Give every entry again, unchanged, and leave its images out.
>> BEGIN RECORDS SHOWN
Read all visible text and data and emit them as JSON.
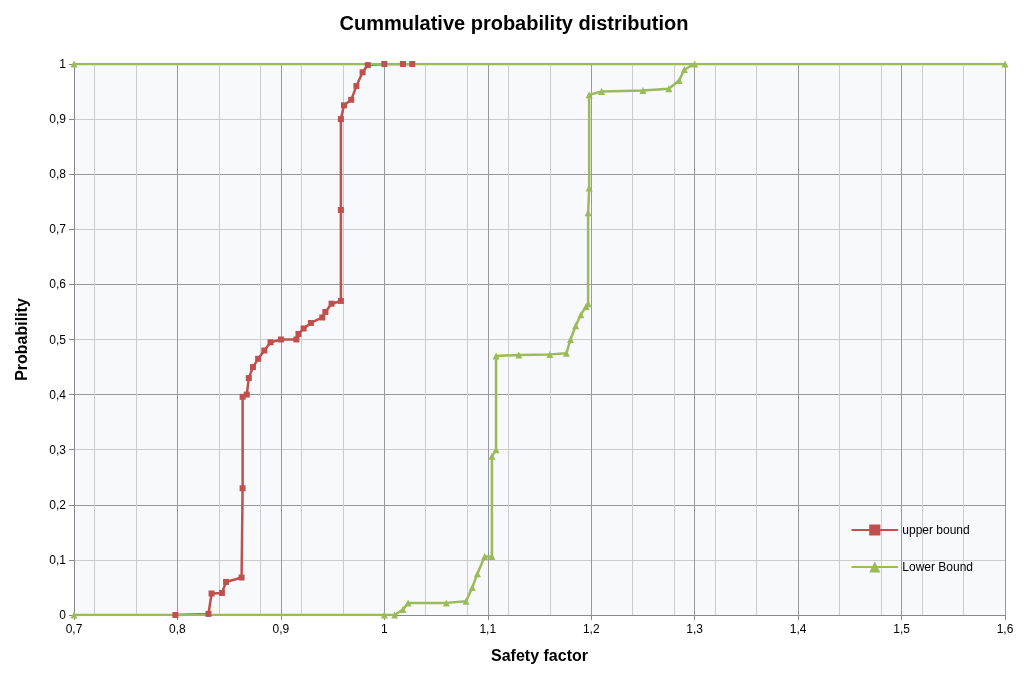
{
  "chart_data": {
    "type": "line",
    "title": "Cummulative probability distribution",
    "xlabel": "Safety factor",
    "ylabel": "Probability",
    "xlim": [
      0.7,
      1.6
    ],
    "ylim": [
      0,
      1
    ],
    "xticks": [
      {
        "value": 0.7,
        "label": "0,7"
      },
      {
        "value": 0.8,
        "label": "0,8"
      },
      {
        "value": 0.9,
        "label": "0,9"
      },
      1,
      {
        "value": 1.1,
        "label": "1,1"
      },
      {
        "value": 1.2,
        "label": "1,2"
      },
      {
        "value": 1.3,
        "label": "1,3"
      },
      {
        "value": 1.4,
        "label": "1,4"
      },
      {
        "value": 1.5,
        "label": "1,5"
      },
      {
        "value": 1.6,
        "label": "1,6"
      }
    ],
    "yticks": [
      0,
      {
        "value": 0.1,
        "label": "0,1"
      },
      {
        "value": 0.2,
        "label": "0,2"
      },
      {
        "value": 0.3,
        "label": "0,3"
      },
      {
        "value": 0.4,
        "label": "0,4"
      },
      {
        "value": 0.5,
        "label": "0,5"
      },
      {
        "value": 0.6,
        "label": "0,6"
      },
      {
        "value": 0.7,
        "label": "0,7"
      },
      {
        "value": 0.8,
        "label": "0,8"
      },
      {
        "value": 0.9,
        "label": "0,9"
      },
      1
    ],
    "grid": true,
    "legend": "bottom right",
    "series": [
      {
        "name": "upper bound",
        "color": "#c0504d",
        "marker": "square",
        "x": [
          0.798,
          0.83,
          0.833,
          0.843,
          0.847,
          0.862,
          0.863,
          0.863,
          0.867,
          0.869,
          0.873,
          0.878,
          0.884,
          0.89,
          0.9,
          0.915,
          0.917,
          0.922,
          0.929,
          0.94,
          0.943,
          0.949,
          0.958,
          0.958,
          0.958,
          0.961,
          0.968,
          0.973,
          0.979,
          0.984,
          1.0,
          1.018,
          1.027
        ],
        "values": [
          0,
          0.002,
          0.039,
          0.04,
          0.06,
          0.068,
          0.23,
          0.396,
          0.4,
          0.43,
          0.45,
          0.465,
          0.48,
          0.495,
          0.5,
          0.5,
          0.51,
          0.52,
          0.53,
          0.54,
          0.55,
          0.565,
          0.57,
          0.735,
          0.9,
          0.925,
          0.935,
          0.96,
          0.985,
          0.998,
          1,
          1,
          1
        ]
      },
      {
        "name": "Lower Bound",
        "color": "#9bbb59",
        "marker": "triangle",
        "x": [
          0.7,
          1.0,
          1.01,
          1.018,
          1.023,
          1.06,
          1.079,
          1.085,
          1.09,
          1.097,
          1.104,
          1.104,
          1.108,
          1.108,
          1.13,
          1.16,
          1.176,
          1.18,
          1.185,
          1.19,
          1.195,
          1.197,
          1.197,
          1.198,
          1.198,
          1.21,
          1.25,
          1.275,
          1.285,
          1.29,
          1.3,
          1.6,
          0.7
        ],
        "values": [
          0,
          0,
          0,
          0.01,
          0.022,
          0.022,
          0.025,
          0.05,
          0.075,
          0.106,
          0.106,
          0.288,
          0.3,
          0.47,
          0.472,
          0.473,
          0.475,
          0.5,
          0.525,
          0.545,
          0.56,
          0.565,
          0.73,
          0.775,
          0.944,
          0.95,
          0.952,
          0.955,
          0.97,
          0.99,
          1,
          1,
          1
        ]
      }
    ]
  }
}
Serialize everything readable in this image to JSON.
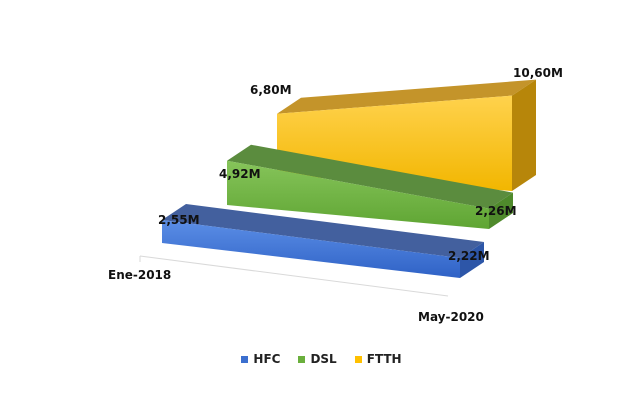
>> END RECORDS SHOWN
> **TASK SOLUTION**
Read all visible text and data and emit them as JSON.
{
  "chart_data": {
    "type": "line",
    "title": "Cummulative probability distribution",
    "xlabel": "Safety factor",
    "ylabel": "Probability",
    "xlim": [
      0.7,
      1.6
    ],
    "ylim": [
      0,
      1
    ],
    "xticks": [
      {
        "value": 0.7,
        "label": "0,7"
      },
      {
        "value": 0.8,
        "label": "0,8"
      },
      {
        "value": 0.9,
        "label": "0,9"
      },
      1,
      {
        "value": 1.1,
        "label": "1,1"
      },
      {
        "value": 1.2,
        "label": "1,2"
      },
      {
        "value": 1.3,
        "label": "1,3"
      },
      {
        "value": 1.4,
        "label": "1,4"
      },
      {
        "value": 1.5,
        "label": "1,5"
      },
      {
        "value": 1.6,
        "label": "1,6"
      }
    ],
    "yticks": [
      0,
      {
        "value": 0.1,
        "label": "0,1"
      },
      {
        "value": 0.2,
        "label": "0,2"
      },
      {
        "value": 0.3,
        "label": "0,3"
      },
      {
        "value": 0.4,
        "label": "0,4"
      },
      {
        "value": 0.5,
        "label": "0,5"
      },
      {
        "value": 0.6,
        "label": "0,6"
      },
      {
        "value": 0.7,
        "label": "0,7"
      },
      {
        "value": 0.8,
        "label": "0,8"
      },
      {
        "value": 0.9,
        "label": "0,9"
      },
      1
    ],
    "grid": true,
    "legend": "bottom right",
    "series": [
      {
        "name": "upper bound",
        "color": "#c0504d",
        "marker": "square",
        "x": [
          0.798,
          0.83,
          0.833,
          0.843,
          0.847,
          0.862,
          0.863,
          0.863,
          0.867,
          0.869,
          0.873,
          0.878,
          0.884,
          0.89,
          0.9,
          0.915,
          0.917,
          0.922,
          0.929,
          0.94,
          0.943,
          0.949,
          0.958,
          0.958,
          0.958,
          0.961,
          0.968,
          0.973,
          0.979,
          0.984,
          1.0,
          1.018,
          1.027
        ],
        "values": [
          0,
          0.002,
          0.039,
          0.04,
          0.06,
          0.068,
          0.23,
          0.396,
          0.4,
          0.43,
          0.45,
          0.465,
          0.48,
          0.495,
          0.5,
          0.5,
          0.51,
          0.52,
          0.53,
          0.54,
          0.55,
          0.565,
          0.57,
          0.735,
          0.9,
          0.925,
          0.935,
          0.96,
          0.985,
          0.998,
          1,
          1,
          1
        ]
      },
      {
        "name": "Lower Bound",
        "color": "#9bbb59",
        "marker": "triangle",
        "x": [
          0.7,
          1.0,
          1.01,
          1.018,
          1.023,
          1.06,
          1.079,
          1.085,
          1.09,
          1.097,
          1.104,
          1.104,
          1.108,
          1.108,
          1.13,
          1.16,
          1.176,
          1.18,
          1.185,
          1.19,
          1.195,
          1.197,
          1.197,
          1.198,
          1.198,
          1.21,
          1.25,
          1.275,
          1.285,
          1.29,
          1.3,
          1.6,
          0.7
        ],
        "values": [
          0,
          0,
          0,
          0.01,
          0.022,
          0.022,
          0.025,
          0.05,
          0.075,
          0.106,
          0.106,
          0.288,
          0.3,
          0.47,
          0.472,
          0.473,
          0.475,
          0.5,
          0.525,
          0.545,
          0.56,
          0.565,
          0.73,
          0.775,
          0.944,
          0.95,
          0.952,
          0.955,
          0.97,
          0.99,
          1,
          1,
          1
        ]
      }
    ]
  }
}
Serialize everything readable in this image to JSON.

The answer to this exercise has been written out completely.